DATA SECTION:
-----

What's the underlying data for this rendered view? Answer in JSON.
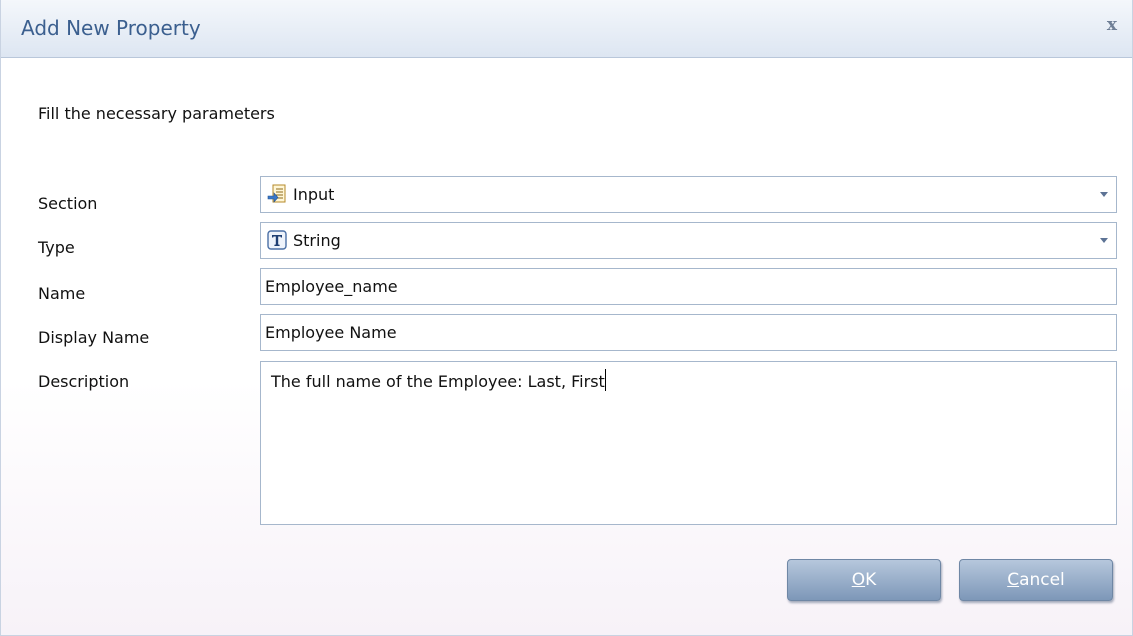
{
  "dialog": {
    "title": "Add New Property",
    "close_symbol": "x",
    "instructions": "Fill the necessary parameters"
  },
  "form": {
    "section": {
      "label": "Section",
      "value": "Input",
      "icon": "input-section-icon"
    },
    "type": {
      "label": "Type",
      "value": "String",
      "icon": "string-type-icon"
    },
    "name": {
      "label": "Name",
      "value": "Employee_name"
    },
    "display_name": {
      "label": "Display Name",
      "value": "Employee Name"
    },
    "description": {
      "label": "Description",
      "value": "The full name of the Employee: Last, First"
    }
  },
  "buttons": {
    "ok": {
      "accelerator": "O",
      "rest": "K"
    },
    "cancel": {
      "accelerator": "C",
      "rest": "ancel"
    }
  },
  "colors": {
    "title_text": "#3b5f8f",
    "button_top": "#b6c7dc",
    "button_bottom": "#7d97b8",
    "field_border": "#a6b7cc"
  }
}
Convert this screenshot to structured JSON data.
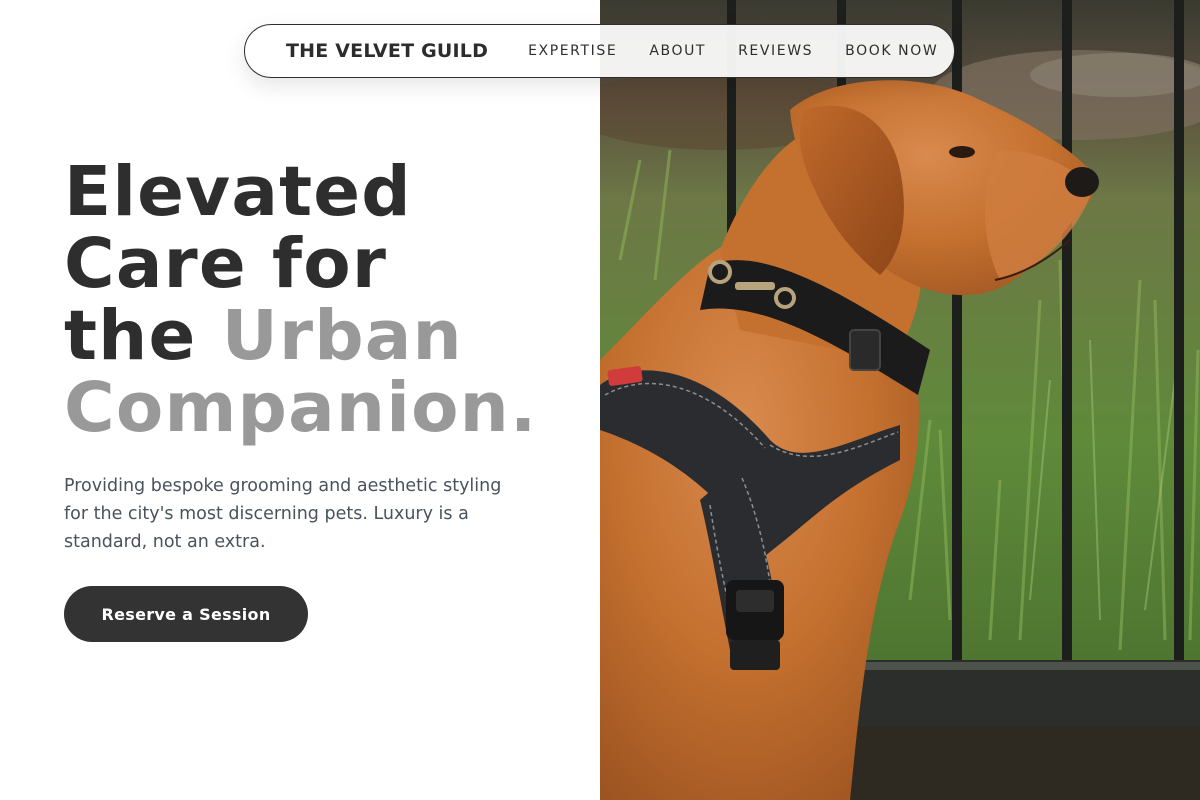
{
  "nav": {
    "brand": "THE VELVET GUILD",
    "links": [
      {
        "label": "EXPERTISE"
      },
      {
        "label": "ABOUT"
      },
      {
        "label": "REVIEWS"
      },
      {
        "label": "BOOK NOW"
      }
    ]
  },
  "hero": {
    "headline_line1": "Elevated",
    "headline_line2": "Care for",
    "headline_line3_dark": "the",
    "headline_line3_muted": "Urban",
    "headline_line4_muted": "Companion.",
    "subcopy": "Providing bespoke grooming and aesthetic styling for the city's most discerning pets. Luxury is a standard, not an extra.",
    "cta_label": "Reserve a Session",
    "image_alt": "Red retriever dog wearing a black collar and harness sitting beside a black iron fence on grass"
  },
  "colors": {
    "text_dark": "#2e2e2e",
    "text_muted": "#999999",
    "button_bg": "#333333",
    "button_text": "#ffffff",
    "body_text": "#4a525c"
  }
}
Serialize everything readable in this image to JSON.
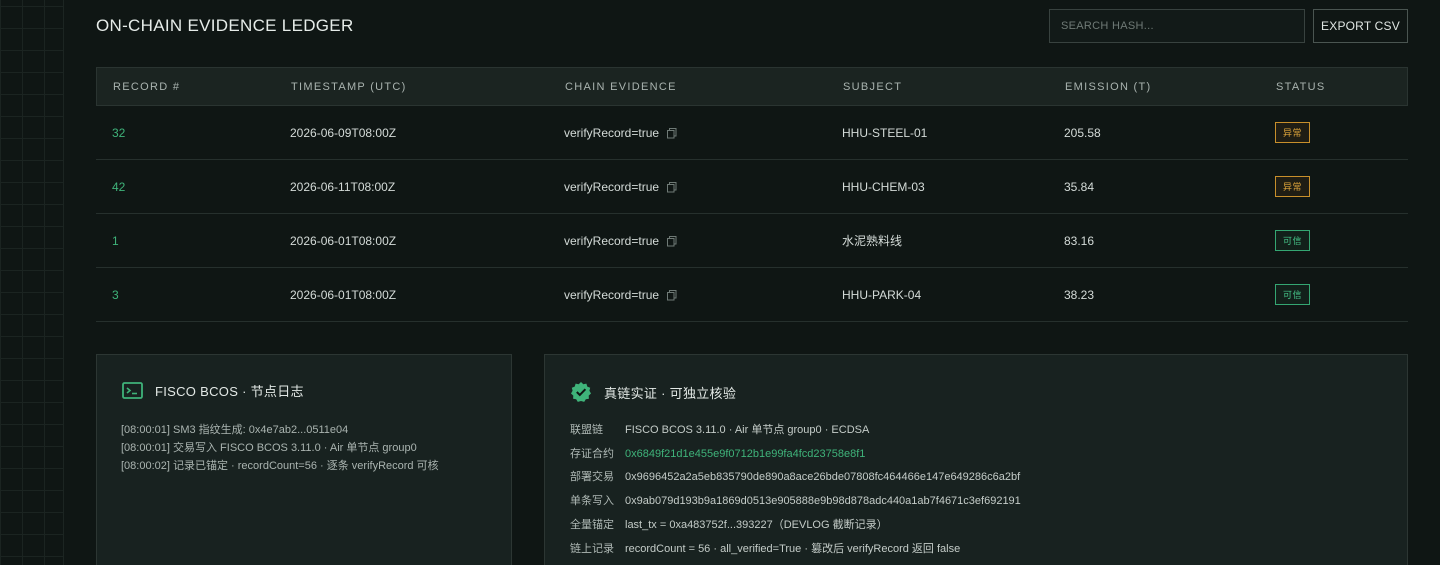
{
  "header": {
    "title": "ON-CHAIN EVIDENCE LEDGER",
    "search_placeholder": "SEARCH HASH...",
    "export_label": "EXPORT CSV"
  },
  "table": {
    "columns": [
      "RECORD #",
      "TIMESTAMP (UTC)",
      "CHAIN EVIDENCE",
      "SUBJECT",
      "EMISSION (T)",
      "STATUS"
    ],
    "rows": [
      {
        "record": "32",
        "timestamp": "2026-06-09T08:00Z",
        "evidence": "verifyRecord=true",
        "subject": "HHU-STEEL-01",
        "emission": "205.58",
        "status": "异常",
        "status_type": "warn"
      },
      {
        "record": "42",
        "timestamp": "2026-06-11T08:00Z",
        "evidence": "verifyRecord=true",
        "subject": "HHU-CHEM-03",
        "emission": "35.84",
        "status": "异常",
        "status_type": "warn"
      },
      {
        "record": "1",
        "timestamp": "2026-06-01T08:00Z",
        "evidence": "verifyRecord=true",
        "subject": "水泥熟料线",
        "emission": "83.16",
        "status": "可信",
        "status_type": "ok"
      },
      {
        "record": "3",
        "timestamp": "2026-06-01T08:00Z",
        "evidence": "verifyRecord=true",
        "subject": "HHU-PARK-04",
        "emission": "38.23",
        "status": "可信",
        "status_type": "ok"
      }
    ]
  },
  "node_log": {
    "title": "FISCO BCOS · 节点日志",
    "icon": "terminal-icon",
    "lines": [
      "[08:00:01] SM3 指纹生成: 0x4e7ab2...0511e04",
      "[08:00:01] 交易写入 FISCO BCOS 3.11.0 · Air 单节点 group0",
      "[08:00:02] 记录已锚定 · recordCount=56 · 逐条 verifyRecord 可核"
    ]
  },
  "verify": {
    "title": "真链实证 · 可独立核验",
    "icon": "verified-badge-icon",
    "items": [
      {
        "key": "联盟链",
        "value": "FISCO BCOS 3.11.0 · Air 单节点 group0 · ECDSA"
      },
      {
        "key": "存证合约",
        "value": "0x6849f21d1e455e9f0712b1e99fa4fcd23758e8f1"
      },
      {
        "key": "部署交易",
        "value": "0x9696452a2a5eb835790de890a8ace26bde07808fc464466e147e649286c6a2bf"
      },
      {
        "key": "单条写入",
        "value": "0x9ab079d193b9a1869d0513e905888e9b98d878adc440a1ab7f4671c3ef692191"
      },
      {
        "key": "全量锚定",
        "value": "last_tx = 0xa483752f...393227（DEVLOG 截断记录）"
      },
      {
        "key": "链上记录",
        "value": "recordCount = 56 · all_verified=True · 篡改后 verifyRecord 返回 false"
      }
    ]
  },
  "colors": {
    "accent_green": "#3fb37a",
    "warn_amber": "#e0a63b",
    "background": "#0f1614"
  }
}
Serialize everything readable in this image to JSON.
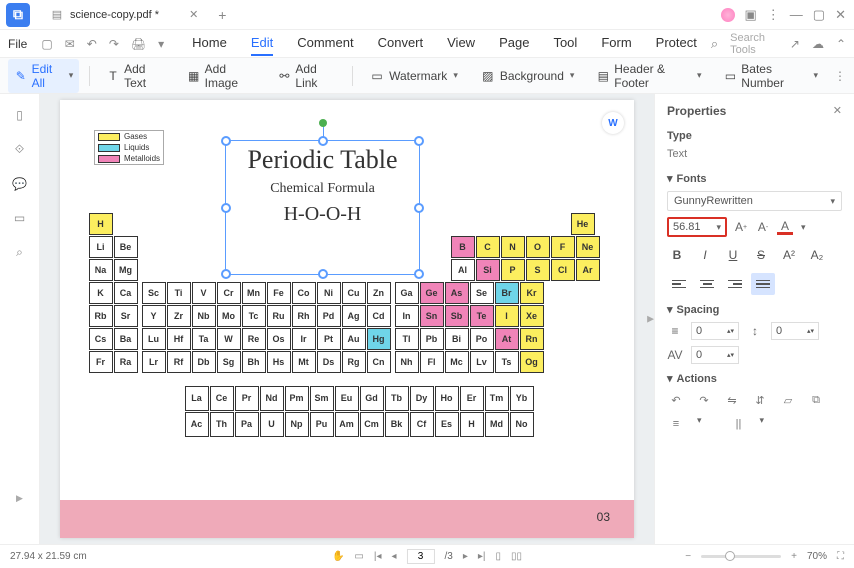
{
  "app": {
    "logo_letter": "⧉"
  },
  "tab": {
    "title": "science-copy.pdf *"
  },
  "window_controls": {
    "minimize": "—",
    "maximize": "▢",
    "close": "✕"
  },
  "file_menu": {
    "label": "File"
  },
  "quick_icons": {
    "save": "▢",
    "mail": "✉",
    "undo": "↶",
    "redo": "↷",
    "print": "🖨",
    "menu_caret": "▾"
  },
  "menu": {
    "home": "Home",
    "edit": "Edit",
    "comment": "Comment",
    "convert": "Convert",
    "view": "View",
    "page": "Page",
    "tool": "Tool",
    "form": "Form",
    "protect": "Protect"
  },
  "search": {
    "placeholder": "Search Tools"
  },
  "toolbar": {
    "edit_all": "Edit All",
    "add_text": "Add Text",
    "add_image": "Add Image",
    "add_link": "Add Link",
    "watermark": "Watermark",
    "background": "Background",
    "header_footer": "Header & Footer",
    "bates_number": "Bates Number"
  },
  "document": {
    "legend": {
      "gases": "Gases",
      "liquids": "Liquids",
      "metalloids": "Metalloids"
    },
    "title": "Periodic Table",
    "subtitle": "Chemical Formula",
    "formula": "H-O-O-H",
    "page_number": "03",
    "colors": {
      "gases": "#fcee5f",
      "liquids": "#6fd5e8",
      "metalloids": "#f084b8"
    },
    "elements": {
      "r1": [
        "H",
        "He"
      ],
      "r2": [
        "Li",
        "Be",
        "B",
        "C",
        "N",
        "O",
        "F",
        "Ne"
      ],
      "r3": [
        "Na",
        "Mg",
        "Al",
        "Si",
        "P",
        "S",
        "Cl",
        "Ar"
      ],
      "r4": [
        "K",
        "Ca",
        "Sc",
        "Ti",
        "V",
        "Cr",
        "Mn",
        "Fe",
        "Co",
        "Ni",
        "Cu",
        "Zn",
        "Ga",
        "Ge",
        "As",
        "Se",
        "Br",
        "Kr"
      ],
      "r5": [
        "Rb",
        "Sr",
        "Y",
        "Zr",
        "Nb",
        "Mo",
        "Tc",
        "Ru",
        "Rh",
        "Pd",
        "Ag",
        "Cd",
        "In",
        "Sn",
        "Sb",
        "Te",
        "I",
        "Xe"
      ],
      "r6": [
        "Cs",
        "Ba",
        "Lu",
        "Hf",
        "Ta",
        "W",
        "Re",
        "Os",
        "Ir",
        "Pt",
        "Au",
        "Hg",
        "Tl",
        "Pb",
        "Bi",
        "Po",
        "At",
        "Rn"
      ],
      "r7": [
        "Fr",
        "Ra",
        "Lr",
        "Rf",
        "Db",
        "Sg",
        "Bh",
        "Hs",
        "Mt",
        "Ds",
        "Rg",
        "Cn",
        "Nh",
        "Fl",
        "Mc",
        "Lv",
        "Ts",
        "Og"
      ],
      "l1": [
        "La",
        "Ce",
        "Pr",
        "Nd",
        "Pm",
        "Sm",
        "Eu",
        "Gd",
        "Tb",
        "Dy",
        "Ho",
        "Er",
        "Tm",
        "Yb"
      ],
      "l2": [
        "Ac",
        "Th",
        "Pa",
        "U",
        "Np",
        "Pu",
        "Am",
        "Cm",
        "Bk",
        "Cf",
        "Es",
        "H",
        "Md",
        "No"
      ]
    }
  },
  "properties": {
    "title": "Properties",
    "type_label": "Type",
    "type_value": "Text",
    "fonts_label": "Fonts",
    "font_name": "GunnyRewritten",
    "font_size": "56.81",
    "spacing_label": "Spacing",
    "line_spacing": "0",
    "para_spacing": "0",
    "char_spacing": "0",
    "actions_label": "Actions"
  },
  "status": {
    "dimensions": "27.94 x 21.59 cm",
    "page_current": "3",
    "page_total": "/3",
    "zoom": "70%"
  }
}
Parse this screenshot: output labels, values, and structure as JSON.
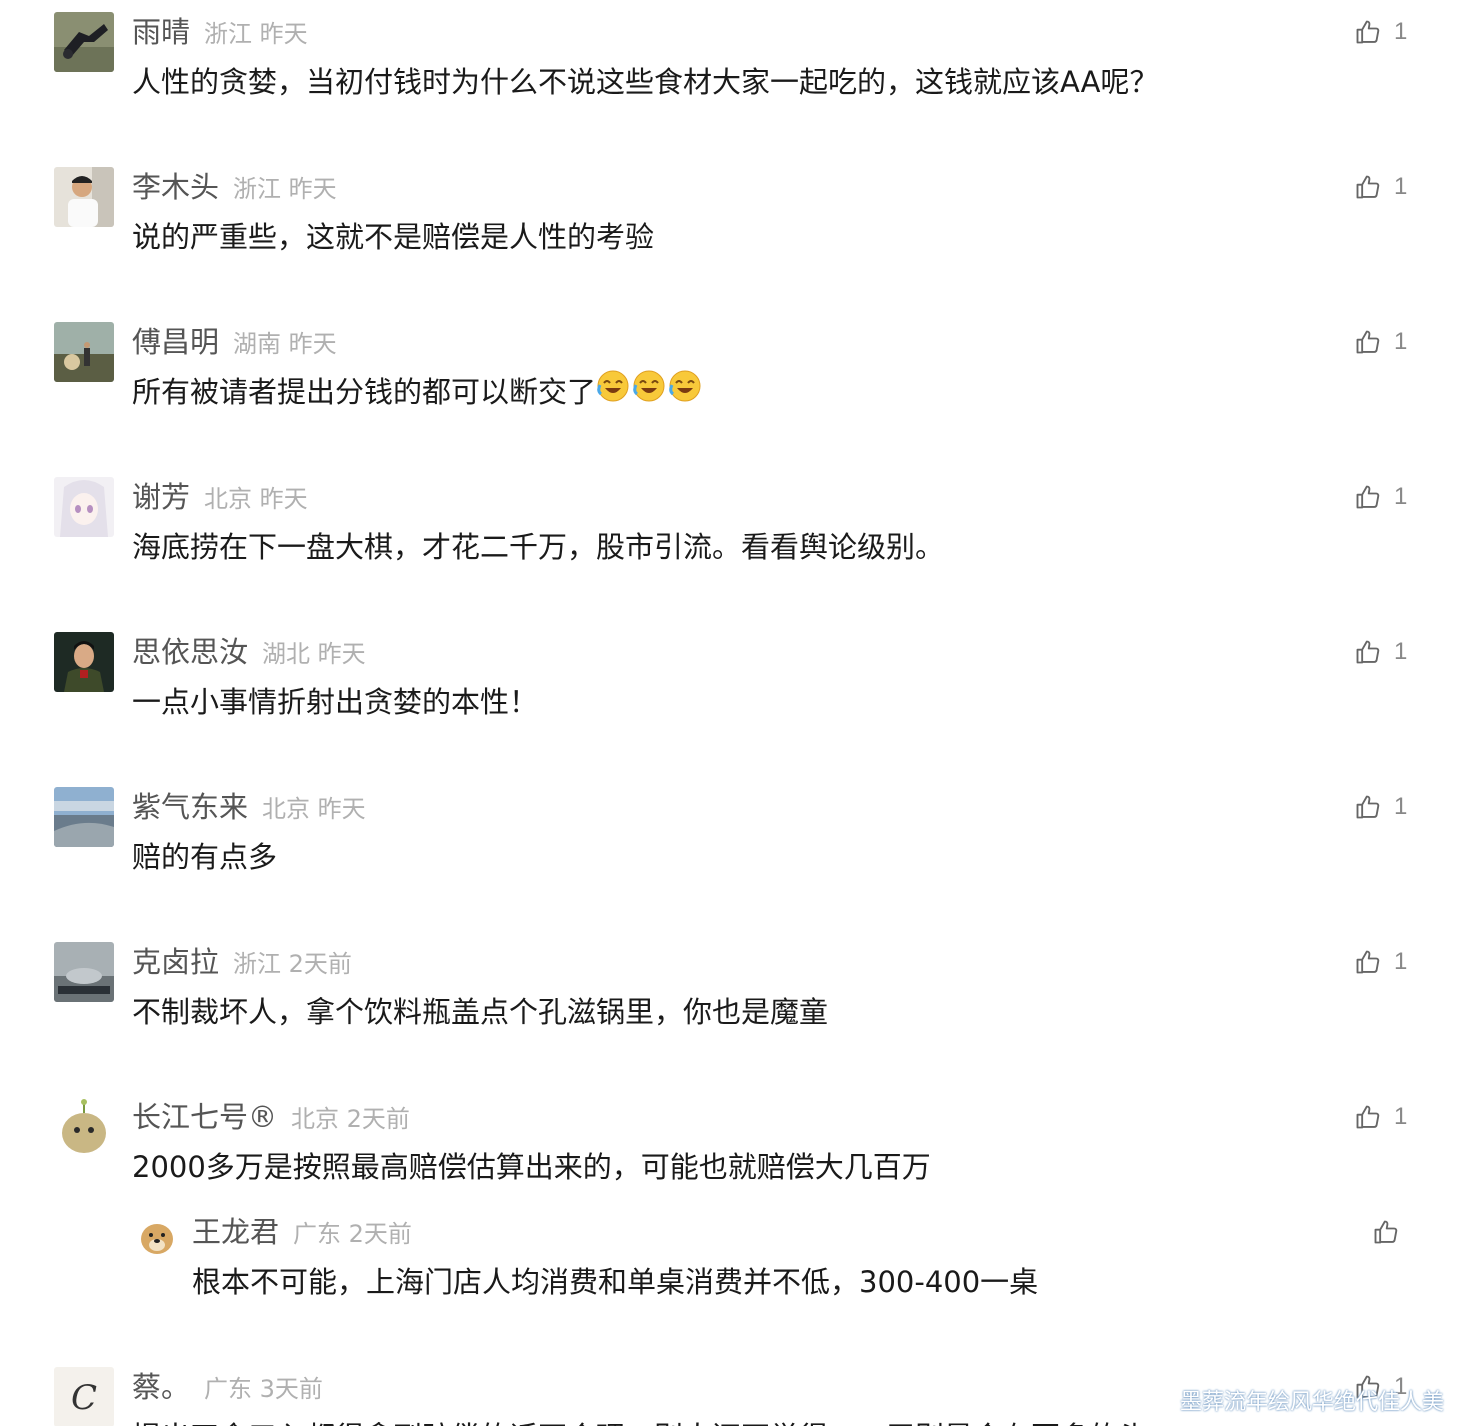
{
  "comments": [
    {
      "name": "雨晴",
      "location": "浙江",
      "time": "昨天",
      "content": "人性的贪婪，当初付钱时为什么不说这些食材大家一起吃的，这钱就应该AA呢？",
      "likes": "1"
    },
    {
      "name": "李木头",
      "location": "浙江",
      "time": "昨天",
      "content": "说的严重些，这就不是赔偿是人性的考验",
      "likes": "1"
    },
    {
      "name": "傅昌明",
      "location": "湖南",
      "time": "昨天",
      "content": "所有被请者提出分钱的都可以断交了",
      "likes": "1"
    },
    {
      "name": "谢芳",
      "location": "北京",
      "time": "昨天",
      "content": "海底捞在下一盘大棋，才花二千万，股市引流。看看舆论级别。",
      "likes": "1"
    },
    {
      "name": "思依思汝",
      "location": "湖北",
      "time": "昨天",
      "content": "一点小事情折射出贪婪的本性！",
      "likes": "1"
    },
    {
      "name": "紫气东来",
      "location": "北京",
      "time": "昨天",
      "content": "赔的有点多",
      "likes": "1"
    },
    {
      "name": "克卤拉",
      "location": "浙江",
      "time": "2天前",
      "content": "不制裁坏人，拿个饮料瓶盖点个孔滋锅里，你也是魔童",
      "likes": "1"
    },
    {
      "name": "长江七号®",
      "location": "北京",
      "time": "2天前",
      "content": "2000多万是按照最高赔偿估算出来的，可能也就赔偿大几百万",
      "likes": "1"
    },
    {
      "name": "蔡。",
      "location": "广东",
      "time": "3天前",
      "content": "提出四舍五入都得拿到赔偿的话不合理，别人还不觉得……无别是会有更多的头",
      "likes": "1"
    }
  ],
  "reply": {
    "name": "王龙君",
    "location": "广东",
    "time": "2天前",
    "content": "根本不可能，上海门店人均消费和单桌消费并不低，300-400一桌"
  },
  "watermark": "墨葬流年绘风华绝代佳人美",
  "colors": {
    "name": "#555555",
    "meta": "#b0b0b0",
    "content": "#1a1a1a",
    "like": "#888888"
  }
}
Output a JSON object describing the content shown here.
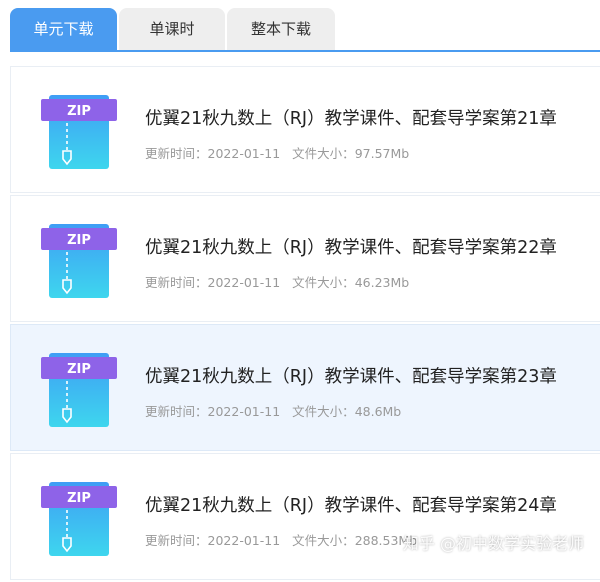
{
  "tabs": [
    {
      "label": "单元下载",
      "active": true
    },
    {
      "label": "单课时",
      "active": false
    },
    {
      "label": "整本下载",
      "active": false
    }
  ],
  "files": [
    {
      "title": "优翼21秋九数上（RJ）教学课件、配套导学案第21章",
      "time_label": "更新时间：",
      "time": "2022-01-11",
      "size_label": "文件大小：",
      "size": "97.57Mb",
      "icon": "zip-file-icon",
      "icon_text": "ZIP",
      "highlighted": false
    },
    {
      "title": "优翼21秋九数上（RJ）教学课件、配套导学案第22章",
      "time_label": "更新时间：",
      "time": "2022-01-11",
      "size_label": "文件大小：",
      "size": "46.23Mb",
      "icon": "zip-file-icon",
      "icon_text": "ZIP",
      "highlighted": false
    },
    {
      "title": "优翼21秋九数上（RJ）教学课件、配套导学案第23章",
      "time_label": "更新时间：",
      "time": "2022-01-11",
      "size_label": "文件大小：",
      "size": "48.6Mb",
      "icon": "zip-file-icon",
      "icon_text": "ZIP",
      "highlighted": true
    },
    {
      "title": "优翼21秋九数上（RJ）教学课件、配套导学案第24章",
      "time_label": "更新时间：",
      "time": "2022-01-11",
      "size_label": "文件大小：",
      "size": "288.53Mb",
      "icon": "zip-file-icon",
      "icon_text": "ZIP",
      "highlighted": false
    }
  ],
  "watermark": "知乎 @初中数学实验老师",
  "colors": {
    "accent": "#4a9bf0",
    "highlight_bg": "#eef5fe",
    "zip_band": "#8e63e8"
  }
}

-----

WHAT THIS TASK INVOLVES:
Lines containing the word "screenshot" must all be returned from the material above.

TASK RESPONSE:
Convert this screenshot to structured JSON data.
Parse this screenshot: output labels, values, and structure as JSON.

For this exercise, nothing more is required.